(Excerpts from a layout annotation set)
▼▼▼

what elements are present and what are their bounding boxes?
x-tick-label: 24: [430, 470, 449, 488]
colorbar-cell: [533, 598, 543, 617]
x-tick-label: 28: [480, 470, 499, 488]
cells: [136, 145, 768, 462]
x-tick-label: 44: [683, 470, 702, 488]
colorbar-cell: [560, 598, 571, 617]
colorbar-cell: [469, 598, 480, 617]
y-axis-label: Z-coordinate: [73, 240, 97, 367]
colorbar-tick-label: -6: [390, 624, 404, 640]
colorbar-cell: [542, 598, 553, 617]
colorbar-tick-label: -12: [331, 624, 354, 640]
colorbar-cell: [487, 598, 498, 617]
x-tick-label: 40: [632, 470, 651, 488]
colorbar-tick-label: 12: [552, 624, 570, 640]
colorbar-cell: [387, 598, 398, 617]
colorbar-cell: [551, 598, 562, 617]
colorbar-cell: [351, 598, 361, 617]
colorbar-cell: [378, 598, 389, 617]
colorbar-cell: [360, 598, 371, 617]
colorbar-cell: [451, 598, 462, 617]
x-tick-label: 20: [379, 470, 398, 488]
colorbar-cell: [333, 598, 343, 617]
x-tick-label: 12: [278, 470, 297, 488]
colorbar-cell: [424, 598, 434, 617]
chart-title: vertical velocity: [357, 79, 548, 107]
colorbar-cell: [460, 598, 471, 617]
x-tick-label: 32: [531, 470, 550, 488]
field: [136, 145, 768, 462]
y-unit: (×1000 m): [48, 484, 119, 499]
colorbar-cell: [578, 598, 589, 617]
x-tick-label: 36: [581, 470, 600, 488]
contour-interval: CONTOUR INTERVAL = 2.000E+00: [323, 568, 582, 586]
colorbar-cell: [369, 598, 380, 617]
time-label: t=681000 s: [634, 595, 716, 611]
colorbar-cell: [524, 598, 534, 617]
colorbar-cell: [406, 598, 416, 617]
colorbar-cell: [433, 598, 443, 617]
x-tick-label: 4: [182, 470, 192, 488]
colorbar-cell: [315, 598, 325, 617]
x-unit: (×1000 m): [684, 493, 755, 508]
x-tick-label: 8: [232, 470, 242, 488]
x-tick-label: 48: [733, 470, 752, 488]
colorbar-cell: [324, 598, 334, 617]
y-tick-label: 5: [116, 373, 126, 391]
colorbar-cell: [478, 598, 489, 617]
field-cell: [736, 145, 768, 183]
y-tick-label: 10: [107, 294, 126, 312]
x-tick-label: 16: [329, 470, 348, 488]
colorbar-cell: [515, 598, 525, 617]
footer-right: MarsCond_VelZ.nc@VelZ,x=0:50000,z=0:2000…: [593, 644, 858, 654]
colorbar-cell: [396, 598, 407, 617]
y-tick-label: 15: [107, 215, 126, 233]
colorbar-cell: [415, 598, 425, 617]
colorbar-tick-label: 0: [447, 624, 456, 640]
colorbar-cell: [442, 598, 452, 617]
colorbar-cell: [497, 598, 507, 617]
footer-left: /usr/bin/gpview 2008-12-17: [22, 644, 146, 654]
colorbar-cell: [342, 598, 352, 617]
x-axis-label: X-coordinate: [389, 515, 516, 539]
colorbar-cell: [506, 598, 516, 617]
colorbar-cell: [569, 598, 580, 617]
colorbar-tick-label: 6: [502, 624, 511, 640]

▲▲▲

### What to work on
Print all the lines of the records above word for word, in the same order.

### Written response
what elements are present and what are their bounding boxes?
x-tick-label: 24: [430, 470, 449, 488]
colorbar-cell: [533, 598, 543, 617]
x-tick-label: 28: [480, 470, 499, 488]
cells: [136, 145, 768, 462]
x-tick-label: 44: [683, 470, 702, 488]
colorbar-cell: [560, 598, 571, 617]
colorbar-cell: [469, 598, 480, 617]
y-axis-label: Z-coordinate: [73, 240, 97, 367]
colorbar-tick-label: -6: [390, 624, 404, 640]
colorbar-cell: [542, 598, 553, 617]
colorbar-tick-label: -12: [331, 624, 354, 640]
colorbar-cell: [487, 598, 498, 617]
x-tick-label: 40: [632, 470, 651, 488]
colorbar-tick-label: 12: [552, 624, 570, 640]
colorbar-cell: [387, 598, 398, 617]
colorbar-cell: [551, 598, 562, 617]
colorbar-cell: [351, 598, 361, 617]
colorbar-cell: [378, 598, 389, 617]
colorbar-cell: [360, 598, 371, 617]
colorbar-cell: [451, 598, 462, 617]
x-tick-label: 20: [379, 470, 398, 488]
colorbar-cell: [333, 598, 343, 617]
x-tick-label: 12: [278, 470, 297, 488]
colorbar-cell: [424, 598, 434, 617]
chart-title: vertical velocity: [357, 79, 548, 107]
colorbar-cell: [460, 598, 471, 617]
x-tick-label: 32: [531, 470, 550, 488]
field: [136, 145, 768, 462]
y-unit: (×1000 m): [48, 484, 119, 499]
colorbar-cell: [578, 598, 589, 617]
x-tick-label: 36: [581, 470, 600, 488]
contour-interval: CONTOUR INTERVAL = 2.000E+00: [323, 568, 582, 586]
colorbar-cell: [369, 598, 380, 617]
time-label: t=681000 s: [634, 595, 716, 611]
colorbar-cell: [524, 598, 534, 617]
colorbar-cell: [406, 598, 416, 617]
colorbar-cell: [433, 598, 443, 617]
x-tick-label: 4: [182, 470, 192, 488]
colorbar-cell: [315, 598, 325, 617]
x-unit: (×1000 m): [684, 493, 755, 508]
x-tick-label: 8: [232, 470, 242, 488]
x-tick-label: 48: [733, 470, 752, 488]
colorbar-cell: [324, 598, 334, 617]
y-tick-label: 5: [116, 373, 126, 391]
colorbar-cell: [478, 598, 489, 617]
field-cell: [736, 145, 768, 183]
y-tick-label: 10: [107, 294, 126, 312]
x-tick-label: 16: [329, 470, 348, 488]
colorbar-cell: [515, 598, 525, 617]
footer-right: MarsCond_VelZ.nc@VelZ,x=0:50000,z=0:2000…: [593, 644, 858, 654]
colorbar-cell: [396, 598, 407, 617]
y-tick-label: 15: [107, 215, 126, 233]
colorbar-cell: [415, 598, 425, 617]
colorbar-tick-label: 0: [447, 624, 456, 640]
colorbar-cell: [442, 598, 452, 617]
colorbar-cell: [497, 598, 507, 617]
footer-left: /usr/bin/gpview 2008-12-17: [22, 644, 146, 654]
colorbar-cell: [342, 598, 352, 617]
x-axis-label: X-coordinate: [389, 515, 516, 539]
colorbar-cell: [506, 598, 516, 617]
colorbar-cell: [569, 598, 580, 617]
colorbar-tick-label: 6: [502, 624, 511, 640]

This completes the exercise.